_Exercise inputs_

◆ ◆ ◆ ◆ ◆

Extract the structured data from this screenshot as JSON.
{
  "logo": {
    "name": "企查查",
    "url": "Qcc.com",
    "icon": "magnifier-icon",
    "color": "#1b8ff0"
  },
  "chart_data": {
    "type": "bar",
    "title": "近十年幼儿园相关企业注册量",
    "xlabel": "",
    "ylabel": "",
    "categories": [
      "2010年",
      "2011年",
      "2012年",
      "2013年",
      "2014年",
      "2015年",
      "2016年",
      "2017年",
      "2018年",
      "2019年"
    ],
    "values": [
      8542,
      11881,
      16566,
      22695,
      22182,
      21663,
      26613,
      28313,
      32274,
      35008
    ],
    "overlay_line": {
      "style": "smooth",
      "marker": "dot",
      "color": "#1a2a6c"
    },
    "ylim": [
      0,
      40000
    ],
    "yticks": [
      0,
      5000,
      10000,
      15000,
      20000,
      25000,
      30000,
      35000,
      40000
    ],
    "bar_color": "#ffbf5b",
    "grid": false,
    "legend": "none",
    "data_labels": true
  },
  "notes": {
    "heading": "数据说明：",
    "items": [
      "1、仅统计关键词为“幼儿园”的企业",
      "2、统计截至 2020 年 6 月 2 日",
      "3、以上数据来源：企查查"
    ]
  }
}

◆ ◆ ◆ ◆ ◆

Extract every line above exactly as it stands.

_Solution for this problem_
Extract the structured data from this screenshot as JSON.
{
  "logo": {
    "name": "企查查",
    "url": "Qcc.com",
    "icon": "magnifier-icon",
    "color": "#1b8ff0"
  },
  "chart_data": {
    "type": "bar",
    "title": "近十年幼儿园相关企业注册量",
    "xlabel": "",
    "ylabel": "",
    "categories": [
      "2010年",
      "2011年",
      "2012年",
      "2013年",
      "2014年",
      "2015年",
      "2016年",
      "2017年",
      "2018年",
      "2019年"
    ],
    "values": [
      8542,
      11881,
      16566,
      22695,
      22182,
      21663,
      26613,
      28313,
      32274,
      35008
    ],
    "overlay_line": {
      "style": "smooth",
      "marker": "dot",
      "color": "#1a2a6c"
    },
    "ylim": [
      0,
      40000
    ],
    "yticks": [
      0,
      5000,
      10000,
      15000,
      20000,
      25000,
      30000,
      35000,
      40000
    ],
    "bar_color": "#ffbf5b",
    "grid": false,
    "legend": "none",
    "data_labels": true
  },
  "notes": {
    "heading": "数据说明：",
    "items": [
      "1、仅统计关键词为“幼儿园”的企业",
      "2、统计截至 2020 年 6 月 2 日",
      "3、以上数据来源：企查查"
    ]
  }
}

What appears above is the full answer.